> Problem description
Say how many lines of the material below contain the word "JSON", with no other words.

[Records that describe figures]
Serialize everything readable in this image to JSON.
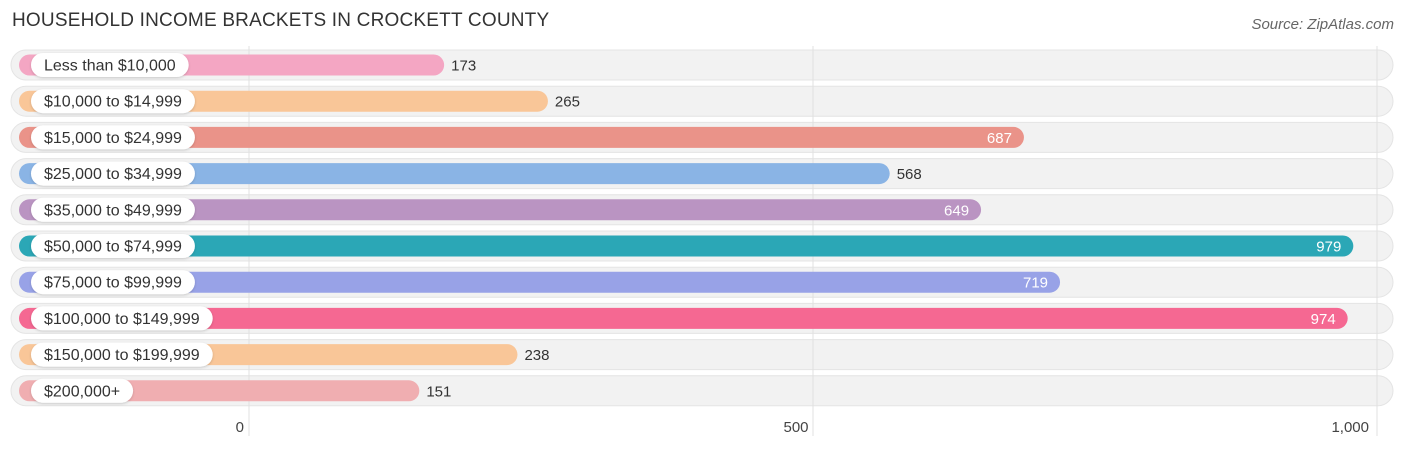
{
  "title": "HOUSEHOLD INCOME BRACKETS IN CROCKETT COUNTY",
  "source": "Source: ZipAtlas.com",
  "chart_data": {
    "type": "bar",
    "orientation": "horizontal",
    "categories": [
      "Less than $10,000",
      "$10,000 to $14,999",
      "$15,000 to $24,999",
      "$25,000 to $34,999",
      "$35,000 to $49,999",
      "$50,000 to $74,999",
      "$75,000 to $99,999",
      "$100,000 to $149,999",
      "$150,000 to $199,999",
      "$200,000+"
    ],
    "values": [
      173,
      265,
      687,
      568,
      649,
      979,
      719,
      974,
      238,
      151
    ],
    "value_labels": [
      "173",
      "265",
      "687",
      "568",
      "649",
      "979",
      "719",
      "974",
      "238",
      "151"
    ],
    "colors": [
      "#f4a6c3",
      "#f9c698",
      "#ea9389",
      "#8ab4e5",
      "#ba94c2",
      "#2ba7b6",
      "#98a2e7",
      "#f56892",
      "#f9c698",
      "#f0aeb1"
    ],
    "xlim": [
      0,
      1000
    ],
    "xticks": [
      0,
      500,
      1000
    ],
    "xtick_labels": [
      "0",
      "500",
      "1,000"
    ],
    "grid": true
  }
}
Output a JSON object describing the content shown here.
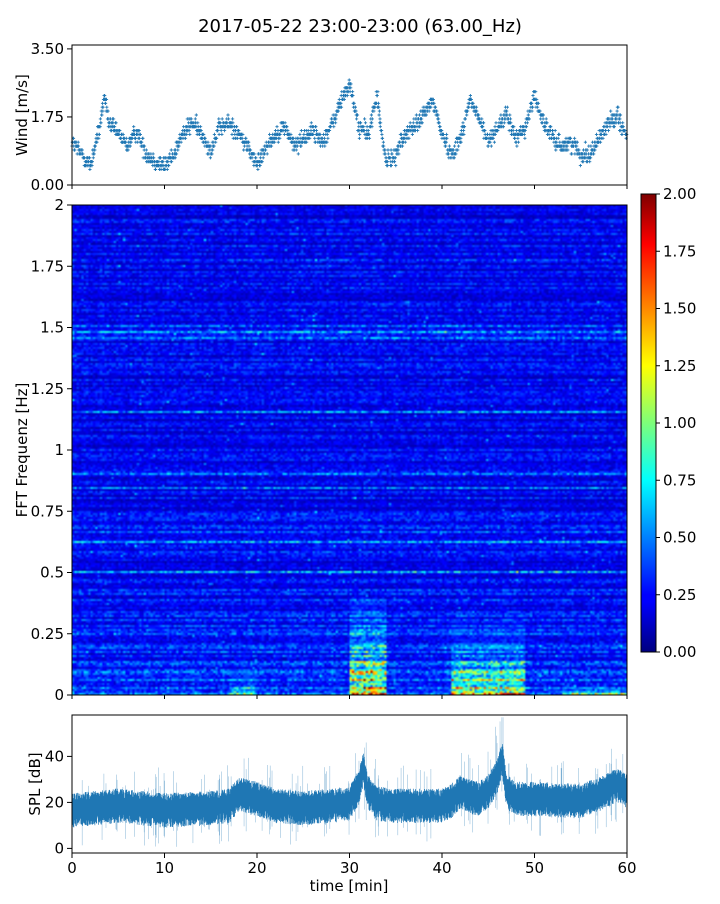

> Completed exercise
2